[BEGIN Given data]
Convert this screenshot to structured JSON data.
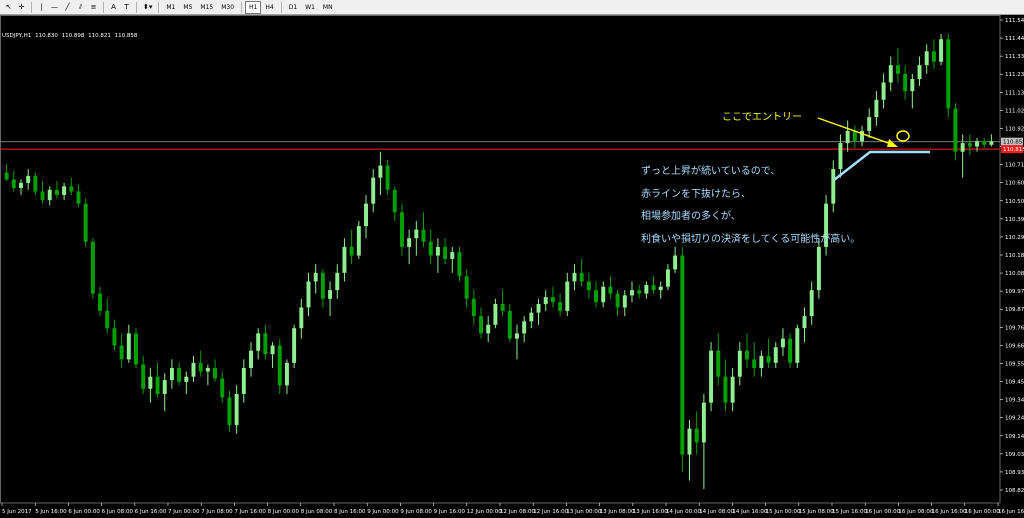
{
  "toolbar": {
    "tools": [
      {
        "name": "cursor-icon",
        "glyph": "↖"
      },
      {
        "name": "crosshair-icon",
        "glyph": "✛"
      },
      {
        "name": "vertical-line-icon",
        "glyph": "|"
      },
      {
        "name": "horizontal-line-icon",
        "glyph": "—"
      },
      {
        "name": "trendline-icon",
        "glyph": "╱"
      },
      {
        "name": "channel-icon",
        "glyph": "⫽"
      },
      {
        "name": "fibonacci-icon",
        "glyph": "≡"
      },
      {
        "name": "text-icon",
        "glyph": "A"
      },
      {
        "name": "text-label-icon",
        "glyph": "T"
      },
      {
        "name": "arrows-icon",
        "glyph": "⬍▾"
      }
    ],
    "timeframes": [
      "M1",
      "M5",
      "M15",
      "M30",
      "H1",
      "H4",
      "D1",
      "W1",
      "MN"
    ],
    "active_timeframe": "H1"
  },
  "symbol_info": {
    "symbol": "USDJPY,H1",
    "open": "110.830",
    "high": "110.898",
    "low": "110.821",
    "close": "110.858"
  },
  "price_axis": {
    "labels": [
      "111.545",
      "111.440",
      "111.335",
      "111.235",
      "111.130",
      "111.025",
      "110.920",
      "110.815",
      "110.710",
      "110.605",
      "110.500",
      "110.395",
      "110.290",
      "110.185",
      "110.080",
      "109.975",
      "109.870",
      "109.765",
      "109.660",
      "109.555",
      "109.450",
      "109.345",
      "109.240",
      "109.140",
      "109.035",
      "108.930",
      "108.825"
    ],
    "current_price": "110.858",
    "red_line_price": "110.815"
  },
  "time_axis": {
    "labels": [
      "5 Jun 2017",
      "5 Jun 16:00",
      "6 Jun 00:00",
      "6 Jun 08:00",
      "6 Jun 16:00",
      "7 Jun 00:00",
      "7 Jun 08:00",
      "7 Jun 16:00",
      "8 Jun 00:00",
      "8 Jun 08:00",
      "8 Jun 16:00",
      "9 Jun 00:00",
      "9 Jun 08:00",
      "9 Jun 16:00",
      "12 Jun 00:00",
      "12 Jun 08:00",
      "12 Jun 16:00",
      "13 Jun 00:00",
      "13 Jun 08:00",
      "13 Jun 16:00",
      "14 Jun 00:00",
      "14 Jun 08:00",
      "14 Jun 16:00",
      "15 Jun 00:00",
      "15 Jun 08:00",
      "15 Jun 16:00",
      "16 Jun 00:00",
      "16 Jun 08:00",
      "16 Jun 16:00",
      "16 Jun 00:00",
      "16 Jun 16:00"
    ]
  },
  "annotation": {
    "entry_label": "ここでエントリー",
    "notes": [
      "ずっと上昇が続いているので、",
      "赤ラインを下抜けたら、",
      "相場参加者の多くが、",
      "利食いや損切りの決済をしてくる可能性が高い。"
    ]
  },
  "colors": {
    "background": "#000000",
    "bull_candle": "#90ee90",
    "bear_candle": "#00a000",
    "red_line": "#ff1a1a",
    "grey_line": "#8a8a8a",
    "entry_label": "#ffff00",
    "note_text": "#a6dcff",
    "support_line": "#a6dcff"
  },
  "chart_data": {
    "type": "candlestick",
    "series": "USDJPY",
    "y_unit": "JPY",
    "ylim": [
      108.77,
      111.59
    ],
    "candles": [
      [
        110.68,
        110.73,
        110.63,
        110.64
      ],
      [
        110.64,
        110.69,
        110.57,
        110.59
      ],
      [
        110.59,
        110.64,
        110.55,
        110.62
      ],
      [
        110.62,
        110.7,
        110.58,
        110.66
      ],
      [
        110.66,
        110.68,
        110.55,
        110.57
      ],
      [
        110.57,
        110.63,
        110.5,
        110.52
      ],
      [
        110.52,
        110.6,
        110.49,
        110.58
      ],
      [
        110.58,
        110.63,
        110.53,
        110.55
      ],
      [
        110.55,
        110.62,
        110.52,
        110.6
      ],
      [
        110.6,
        110.65,
        110.55,
        110.57
      ],
      [
        110.57,
        110.61,
        110.48,
        110.5
      ],
      [
        110.5,
        110.53,
        110.25,
        110.28
      ],
      [
        110.28,
        110.3,
        109.95,
        109.98
      ],
      [
        109.98,
        110.02,
        109.85,
        109.88
      ],
      [
        109.88,
        109.95,
        109.75,
        109.78
      ],
      [
        109.78,
        109.83,
        109.65,
        109.68
      ],
      [
        109.68,
        109.75,
        109.55,
        109.6
      ],
      [
        109.6,
        109.8,
        109.58,
        109.75
      ],
      [
        109.75,
        109.78,
        109.55,
        109.57
      ],
      [
        109.57,
        109.62,
        109.4,
        109.43
      ],
      [
        109.43,
        109.55,
        109.35,
        109.5
      ],
      [
        109.5,
        109.58,
        109.38,
        109.4
      ],
      [
        109.4,
        109.52,
        109.3,
        109.48
      ],
      [
        109.48,
        109.6,
        109.43,
        109.55
      ],
      [
        109.55,
        109.58,
        109.45,
        109.47
      ],
      [
        109.47,
        109.53,
        109.4,
        109.5
      ],
      [
        109.5,
        109.62,
        109.47,
        109.58
      ],
      [
        109.58,
        109.65,
        109.5,
        109.53
      ],
      [
        109.53,
        109.57,
        109.45,
        109.55
      ],
      [
        109.55,
        109.6,
        109.47,
        109.49
      ],
      [
        109.49,
        109.53,
        109.35,
        109.38
      ],
      [
        109.38,
        109.42,
        109.18,
        109.22
      ],
      [
        109.22,
        109.45,
        109.17,
        109.4
      ],
      [
        109.4,
        109.6,
        109.35,
        109.55
      ],
      [
        109.55,
        109.7,
        109.5,
        109.65
      ],
      [
        109.65,
        109.78,
        109.6,
        109.75
      ],
      [
        109.75,
        109.8,
        109.6,
        109.63
      ],
      [
        109.63,
        109.7,
        109.55,
        109.68
      ],
      [
        109.68,
        109.72,
        109.4,
        109.45
      ],
      [
        109.45,
        109.6,
        109.4,
        109.58
      ],
      [
        109.58,
        109.8,
        109.55,
        109.78
      ],
      [
        109.78,
        109.95,
        109.72,
        109.9
      ],
      [
        109.9,
        110.1,
        109.85,
        110.05
      ],
      [
        110.05,
        110.15,
        109.98,
        110.1
      ],
      [
        110.1,
        110.12,
        109.9,
        109.95
      ],
      [
        109.95,
        110.05,
        109.85,
        110.0
      ],
      [
        110.0,
        110.15,
        109.95,
        110.1
      ],
      [
        110.1,
        110.3,
        110.05,
        110.25
      ],
      [
        110.25,
        110.35,
        110.15,
        110.2
      ],
      [
        110.2,
        110.4,
        110.18,
        110.37
      ],
      [
        110.37,
        110.55,
        110.3,
        110.5
      ],
      [
        110.5,
        110.7,
        110.45,
        110.65
      ],
      [
        110.65,
        110.8,
        110.55,
        110.72
      ],
      [
        110.72,
        110.75,
        110.55,
        110.58
      ],
      [
        110.58,
        110.6,
        110.4,
        110.45
      ],
      [
        110.45,
        110.5,
        110.2,
        110.25
      ],
      [
        110.25,
        110.35,
        110.15,
        110.3
      ],
      [
        110.3,
        110.4,
        110.2,
        110.35
      ],
      [
        110.35,
        110.45,
        110.25,
        110.28
      ],
      [
        110.28,
        110.35,
        110.15,
        110.2
      ],
      [
        110.2,
        110.3,
        110.1,
        110.25
      ],
      [
        110.25,
        110.3,
        110.15,
        110.18
      ],
      [
        110.18,
        110.25,
        110.1,
        110.22
      ],
      [
        110.22,
        110.25,
        110.05,
        110.08
      ],
      [
        110.08,
        110.12,
        109.9,
        109.95
      ],
      [
        109.95,
        110.0,
        109.8,
        109.85
      ],
      [
        109.85,
        109.9,
        109.72,
        109.75
      ],
      [
        109.75,
        109.85,
        109.7,
        109.8
      ],
      [
        109.8,
        109.95,
        109.78,
        109.92
      ],
      [
        109.92,
        110.0,
        109.85,
        109.88
      ],
      [
        109.88,
        109.92,
        109.7,
        109.72
      ],
      [
        109.72,
        109.8,
        109.6,
        109.75
      ],
      [
        109.75,
        109.85,
        109.7,
        109.82
      ],
      [
        109.82,
        109.9,
        109.78,
        109.87
      ],
      [
        109.87,
        109.95,
        109.8,
        109.92
      ],
      [
        109.92,
        110.0,
        109.88,
        109.96
      ],
      [
        109.96,
        110.02,
        109.9,
        109.93
      ],
      [
        109.93,
        109.98,
        109.85,
        109.88
      ],
      [
        109.88,
        110.1,
        109.85,
        110.05
      ],
      [
        110.05,
        110.15,
        110.0,
        110.1
      ],
      [
        110.1,
        110.18,
        110.02,
        110.05
      ],
      [
        110.05,
        110.1,
        109.95,
        110.0
      ],
      [
        110.0,
        110.05,
        109.9,
        109.93
      ],
      [
        109.93,
        110.05,
        109.9,
        110.02
      ],
      [
        110.02,
        110.08,
        109.95,
        109.98
      ],
      [
        109.98,
        110.0,
        109.85,
        109.9
      ],
      [
        109.9,
        110.0,
        109.85,
        109.97
      ],
      [
        109.97,
        110.05,
        109.93,
        110.0
      ],
      [
        110.0,
        110.03,
        109.95,
        109.98
      ],
      [
        109.98,
        110.05,
        109.95,
        110.03
      ],
      [
        110.03,
        110.08,
        109.98,
        110.0
      ],
      [
        110.0,
        110.05,
        109.95,
        110.02
      ],
      [
        110.02,
        110.15,
        110.0,
        110.12
      ],
      [
        110.12,
        110.25,
        110.1,
        110.2
      ],
      [
        110.2,
        110.25,
        108.95,
        109.05
      ],
      [
        109.05,
        109.25,
        108.9,
        109.2
      ],
      [
        109.2,
        109.3,
        109.05,
        109.12
      ],
      [
        109.12,
        109.4,
        108.85,
        109.35
      ],
      [
        109.35,
        109.7,
        109.3,
        109.65
      ],
      [
        109.65,
        109.75,
        109.45,
        109.5
      ],
      [
        109.5,
        109.6,
        109.3,
        109.35
      ],
      [
        109.35,
        109.55,
        109.3,
        109.5
      ],
      [
        109.5,
        109.7,
        109.45,
        109.65
      ],
      [
        109.65,
        109.75,
        109.55,
        109.6
      ],
      [
        109.6,
        109.7,
        109.5,
        109.55
      ],
      [
        109.55,
        109.65,
        109.5,
        109.62
      ],
      [
        109.62,
        109.72,
        109.55,
        109.58
      ],
      [
        109.58,
        109.7,
        109.55,
        109.67
      ],
      [
        109.67,
        109.78,
        109.62,
        109.72
      ],
      [
        109.72,
        109.75,
        109.55,
        109.58
      ],
      [
        109.58,
        109.8,
        109.55,
        109.78
      ],
      [
        109.78,
        109.9,
        109.7,
        109.85
      ],
      [
        109.85,
        110.05,
        109.8,
        110.0
      ],
      [
        110.0,
        110.3,
        109.95,
        110.25
      ],
      [
        110.25,
        110.55,
        110.2,
        110.5
      ],
      [
        110.5,
        110.75,
        110.45,
        110.7
      ],
      [
        110.7,
        110.9,
        110.65,
        110.85
      ],
      [
        110.85,
        110.98,
        110.8,
        110.92
      ],
      [
        110.92,
        110.95,
        110.82,
        110.86
      ],
      [
        110.86,
        110.95,
        110.83,
        110.92
      ],
      [
        110.92,
        111.05,
        110.88,
        111.0
      ],
      [
        111.0,
        111.15,
        110.95,
        111.1
      ],
      [
        111.1,
        111.25,
        111.05,
        111.2
      ],
      [
        111.2,
        111.35,
        111.15,
        111.3
      ],
      [
        111.3,
        111.4,
        111.2,
        111.25
      ],
      [
        111.25,
        111.3,
        111.1,
        111.15
      ],
      [
        111.15,
        111.25,
        111.05,
        111.22
      ],
      [
        111.22,
        111.35,
        111.18,
        111.3
      ],
      [
        111.3,
        111.42,
        111.25,
        111.38
      ],
      [
        111.38,
        111.45,
        111.28,
        111.32
      ],
      [
        111.32,
        111.48,
        111.3,
        111.45
      ],
      [
        111.45,
        111.48,
        111.0,
        111.05
      ],
      [
        111.05,
        111.08,
        110.75,
        110.8
      ],
      [
        110.8,
        110.9,
        110.65,
        110.85
      ],
      [
        110.85,
        110.9,
        110.78,
        110.83
      ],
      [
        110.83,
        110.88,
        110.8,
        110.86
      ],
      [
        110.86,
        110.88,
        110.82,
        110.84
      ],
      [
        110.84,
        110.9,
        110.83,
        110.86
      ]
    ]
  }
}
[END Given data]
Job — Consider the entries above and return each line with the string "glyph".

Result —
        "glyph": "↖"
        "glyph": "✛"
        "glyph": "|"
        "glyph": "—"
        "glyph": "╱"
        "glyph": "⫽"
        "glyph": "≡"
        "glyph": "A"
        "glyph": "T"
        "glyph": "⬍▾"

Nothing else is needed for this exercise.